EXERCISE INSTRUCTIONS - Your task is to output all the records below, word for word.

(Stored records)
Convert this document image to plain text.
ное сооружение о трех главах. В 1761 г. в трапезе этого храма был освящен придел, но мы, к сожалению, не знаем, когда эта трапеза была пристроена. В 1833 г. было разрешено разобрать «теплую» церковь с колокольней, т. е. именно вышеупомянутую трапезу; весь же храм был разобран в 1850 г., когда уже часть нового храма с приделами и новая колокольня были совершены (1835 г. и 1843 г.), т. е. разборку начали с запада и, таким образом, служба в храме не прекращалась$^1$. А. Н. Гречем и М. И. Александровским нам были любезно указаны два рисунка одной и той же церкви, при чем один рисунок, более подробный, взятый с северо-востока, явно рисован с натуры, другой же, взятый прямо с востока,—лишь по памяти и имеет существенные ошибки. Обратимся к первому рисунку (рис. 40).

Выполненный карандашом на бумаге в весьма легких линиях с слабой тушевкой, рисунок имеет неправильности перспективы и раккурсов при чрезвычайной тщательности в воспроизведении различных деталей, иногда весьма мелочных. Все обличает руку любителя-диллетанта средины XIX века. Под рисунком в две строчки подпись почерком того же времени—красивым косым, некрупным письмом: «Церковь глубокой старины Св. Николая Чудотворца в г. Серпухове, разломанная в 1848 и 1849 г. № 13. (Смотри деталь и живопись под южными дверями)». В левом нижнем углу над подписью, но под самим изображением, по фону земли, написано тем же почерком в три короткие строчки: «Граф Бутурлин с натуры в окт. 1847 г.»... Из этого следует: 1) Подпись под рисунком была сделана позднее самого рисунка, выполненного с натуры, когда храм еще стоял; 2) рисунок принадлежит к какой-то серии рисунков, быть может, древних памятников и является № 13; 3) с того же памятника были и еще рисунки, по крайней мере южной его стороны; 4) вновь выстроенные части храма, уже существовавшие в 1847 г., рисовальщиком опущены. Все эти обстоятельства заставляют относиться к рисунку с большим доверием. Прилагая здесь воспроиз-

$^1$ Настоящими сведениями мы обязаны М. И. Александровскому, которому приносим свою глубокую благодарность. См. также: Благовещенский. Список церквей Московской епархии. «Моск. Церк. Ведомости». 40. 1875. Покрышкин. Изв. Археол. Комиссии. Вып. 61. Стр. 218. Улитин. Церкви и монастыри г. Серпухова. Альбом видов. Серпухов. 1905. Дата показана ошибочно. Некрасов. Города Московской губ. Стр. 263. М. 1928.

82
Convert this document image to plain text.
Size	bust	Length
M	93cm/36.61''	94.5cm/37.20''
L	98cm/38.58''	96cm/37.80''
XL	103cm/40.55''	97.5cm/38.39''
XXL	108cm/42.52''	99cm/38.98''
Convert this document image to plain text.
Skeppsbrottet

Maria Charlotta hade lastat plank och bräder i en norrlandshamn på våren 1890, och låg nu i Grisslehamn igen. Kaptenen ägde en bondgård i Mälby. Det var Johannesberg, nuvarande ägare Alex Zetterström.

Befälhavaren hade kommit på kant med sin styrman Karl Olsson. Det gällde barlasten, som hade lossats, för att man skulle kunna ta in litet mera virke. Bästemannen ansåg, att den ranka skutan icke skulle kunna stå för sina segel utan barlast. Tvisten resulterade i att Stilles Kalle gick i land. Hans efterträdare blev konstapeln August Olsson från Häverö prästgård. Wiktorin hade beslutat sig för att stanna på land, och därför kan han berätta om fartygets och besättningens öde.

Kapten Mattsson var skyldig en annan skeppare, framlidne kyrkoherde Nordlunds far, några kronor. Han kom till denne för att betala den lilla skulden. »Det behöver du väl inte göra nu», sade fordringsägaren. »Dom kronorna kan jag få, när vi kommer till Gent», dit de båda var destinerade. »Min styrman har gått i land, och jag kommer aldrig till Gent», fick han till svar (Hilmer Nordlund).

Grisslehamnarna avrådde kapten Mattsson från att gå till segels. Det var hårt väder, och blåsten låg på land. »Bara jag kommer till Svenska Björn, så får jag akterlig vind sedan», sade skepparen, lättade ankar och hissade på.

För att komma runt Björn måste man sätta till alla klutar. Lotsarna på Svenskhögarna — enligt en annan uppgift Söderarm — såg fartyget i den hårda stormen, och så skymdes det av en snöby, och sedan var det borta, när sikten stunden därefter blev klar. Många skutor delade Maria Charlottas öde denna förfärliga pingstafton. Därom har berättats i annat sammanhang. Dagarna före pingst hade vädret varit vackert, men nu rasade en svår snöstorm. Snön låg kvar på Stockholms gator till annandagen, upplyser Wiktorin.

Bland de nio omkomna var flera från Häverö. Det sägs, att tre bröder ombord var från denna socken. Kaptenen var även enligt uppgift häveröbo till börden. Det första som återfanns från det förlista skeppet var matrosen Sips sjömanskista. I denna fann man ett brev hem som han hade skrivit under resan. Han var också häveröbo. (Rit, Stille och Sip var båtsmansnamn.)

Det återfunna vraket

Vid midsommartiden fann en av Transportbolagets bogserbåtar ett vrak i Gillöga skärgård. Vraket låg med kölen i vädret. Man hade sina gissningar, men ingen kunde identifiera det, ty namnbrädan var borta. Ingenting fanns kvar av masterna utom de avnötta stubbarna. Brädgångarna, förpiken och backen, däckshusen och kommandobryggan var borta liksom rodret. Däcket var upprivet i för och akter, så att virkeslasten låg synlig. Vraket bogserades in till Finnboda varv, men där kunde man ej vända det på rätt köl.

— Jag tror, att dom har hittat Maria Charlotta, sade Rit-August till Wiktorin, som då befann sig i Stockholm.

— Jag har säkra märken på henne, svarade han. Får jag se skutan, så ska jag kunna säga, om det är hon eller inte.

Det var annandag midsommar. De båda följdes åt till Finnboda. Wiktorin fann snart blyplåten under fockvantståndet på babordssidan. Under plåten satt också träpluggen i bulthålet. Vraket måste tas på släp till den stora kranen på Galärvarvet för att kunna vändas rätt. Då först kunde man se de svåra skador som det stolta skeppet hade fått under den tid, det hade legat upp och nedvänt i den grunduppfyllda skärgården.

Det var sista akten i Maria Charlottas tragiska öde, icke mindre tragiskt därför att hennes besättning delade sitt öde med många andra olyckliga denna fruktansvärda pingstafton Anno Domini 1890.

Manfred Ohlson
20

RESULT OF THE EXERCISE -
Convert this document image to plain text.
ное сооружение о трех главах. В 1761 г. в трапезе этого храма был освящен придел, но мы, к сожалению, не знаем, когда эта трапеза была пристроена. В 1833 г. было разрешено разобрать «теплую» церковь с колокольней, т. е. именно вышеупомянутую трапезу; весь же храм был разобран в 1850 г., когда уже часть нового храма с приделами и новая колокольня были совершены (1835 г. и 1843 г.), т. е. разборку начали с запада и, таким образом, служба в храме не прекращалась$^1$. А. Н. Гречем и М. И. Александровским нам были любезно указаны два рисунка одной и той же церкви, при чем один рисунок, более подробный, взятый с северо-востока, явно рисован с натуры, другой же, взятый прямо с востока,—лишь по памяти и имеет существенные ошибки. Обратимся к первому рисунку (рис. 40).

Выполненный карандашом на бумаге в весьма легких линиях с слабой тушевкой, рисунок имеет неправильности перспективы и раккурсов при чрезвычайной тщательности в воспроизведении различных деталей, иногда весьма мелочных. Все обличает руку любителя-диллетанта средины XIX века. Под рисунком в две строчки подпись почерком того же времени—красивым косым, некрупным письмом: «Церковь глубокой старины Св. Николая Чудотворца в г. Серпухове, разломанная в 1848 и 1849 г. № 13. (Смотри деталь и живопись под южными дверями)». В левом нижнем углу над подписью, но под самим изображением, по фону земли, написано тем же почерком в три короткие строчки: «Граф Бутурлин с натуры в окт. 1847 г.»... Из этого следует: 1) Подпись под рисунком была сделана позднее самого рисунка, выполненного с натуры, когда храм еще стоял; 2) рисунок принадлежит к какой-то серии рисунков, быть может, древних памятников и является № 13; 3) с того же памятника были и еще рисунки, по крайней мере южной его стороны; 4) вновь выстроенные части храма, уже существовавшие в 1847 г., рисовальщиком опущены. Все эти обстоятельства заставляют относиться к рисунку с большим доверием. Прилагая здесь воспроиз-

$^1$ Настоящими сведениями мы обязаны М. И. Александровскому, которому приносим свою глубокую благодарность. См. также: Благовещенский. Список церквей Московской епархии. «Моск. Церк. Ведомости». 40. 1875. Покрышкин. Изв. Археол. Комиссии. Вып. 61. Стр. 218. Улитин. Церкви и монастыри г. Серпухова. Альбом видов. Серпухов. 1905. Дата показана ошибочно. Некрасов. Города Московской губ. Стр. 263. М. 1928.

82
Convert this document image to plain text.
Size	bust	Length
M	93cm/36.61''	94.5cm/37.20''
L	98cm/38.58''	96cm/37.80''
XL	103cm/40.55''	97.5cm/38.39''
XXL	108cm/42.52''	99cm/38.98''
Convert this document image to plain text.
Skeppsbrottet

Maria Charlotta hade lastat plank och bräder i en norrlandshamn på våren 1890, och låg nu i Grisslehamn igen. Kaptenen ägde en bondgård i Mälby. Det var Johannesberg, nuvarande ägare Alex Zetterström.

Befälhavaren hade kommit på kant med sin styrman Karl Olsson. Det gällde barlasten, som hade lossats, för att man skulle kunna ta in litet mera virke. Bästemannen ansåg, att den ranka skutan icke skulle kunna stå för sina segel utan barlast. Tvisten resulterade i att Stilles Kalle gick i land. Hans efterträdare blev konstapeln August Olsson från Häverö prästgård. Wiktorin hade beslutat sig för att stanna på land, och därför kan han berätta om fartygets och besättningens öde.

Kapten Mattsson var skyldig en annan skeppare, framlidne kyrkoherde Nordlunds far, några kronor. Han kom till denne för att betala den lilla skulden. »Det behöver du väl inte göra nu», sade fordringsägaren. »Dom kronorna kan jag få, när vi kommer till Gent», dit de båda var destinerade. »Min styrman har gått i land, och jag kommer aldrig till Gent», fick han till svar (Hilmer Nordlund).

Grisslehamnarna avrådde kapten Mattsson från att gå till segels. Det var hårt väder, och blåsten låg på land. »Bara jag kommer till Svenska Björn, så får jag akterlig vind sedan», sade skepparen, lättade ankar och hissade på.

För att komma runt Björn måste man sätta till alla klutar. Lotsarna på Svenskhögarna — enligt en annan uppgift Söderarm — såg fartyget i den hårda stormen, och så skymdes det av en snöby, och sedan var det borta, när sikten stunden därefter blev klar. Många skutor delade Maria Charlottas öde denna förfärliga pingstafton. Därom har berättats i annat sammanhang. Dagarna före pingst hade vädret varit vackert, men nu rasade en svår snöstorm. Snön låg kvar på Stockholms gator till annandagen, upplyser Wiktorin.

Bland de nio omkomna var flera från Häverö. Det sägs, att tre bröder ombord var från denna socken. Kaptenen var även enligt uppgift häveröbo till börden. Det första som återfanns från det förlista skeppet var matrosen Sips sjömanskista. I denna fann man ett brev hem som han hade skrivit under resan. Han var också häveröbo. (Rit, Stille och Sip var båtsmansnamn.)

Det återfunna vraket

Vid midsommartiden fann en av Transportbolagets bogserbåtar ett vrak i Gillöga skärgård. Vraket låg med kölen i vädret. Man hade sina gissningar, men ingen kunde identifiera det, ty namnbrädan var borta. Ingenting fanns kvar av masterna utom de avnötta stubbarna. Brädgångarna, förpiken och backen, däckshusen och kommandobryggan var borta liksom rodret. Däcket var upprivet i för och akter, så att virkeslasten låg synlig. Vraket bogserades in till Finnboda varv, men där kunde man ej vända det på rätt köl.

— Jag tror, att dom har hittat Maria Charlotta, sade Rit-August till Wiktorin, som då befann sig i Stockholm.

— Jag har säkra märken på henne, svarade han. Får jag se skutan, så ska jag kunna säga, om det är hon eller inte.

Det var annandag midsommar. De båda följdes åt till Finnboda. Wiktorin fann snart blyplåten under fockvantståndet på babordssidan. Under plåten satt också träpluggen i bulthålet. Vraket måste tas på släp till den stora kranen på Galärvarvet för att kunna vändas rätt. Då först kunde man se de svåra skador som det stolta skeppet hade fått under den tid, det hade legat upp och nedvänt i den grunduppfyllda skärgården.

Det var sista akten i Maria Charlottas tragiska öde, icke mindre tragiskt därför att hennes besättning delade sitt öde med många andra olyckliga denna fruktansvärda pingstafton Anno Domini 1890.

Manfred Ohlson
20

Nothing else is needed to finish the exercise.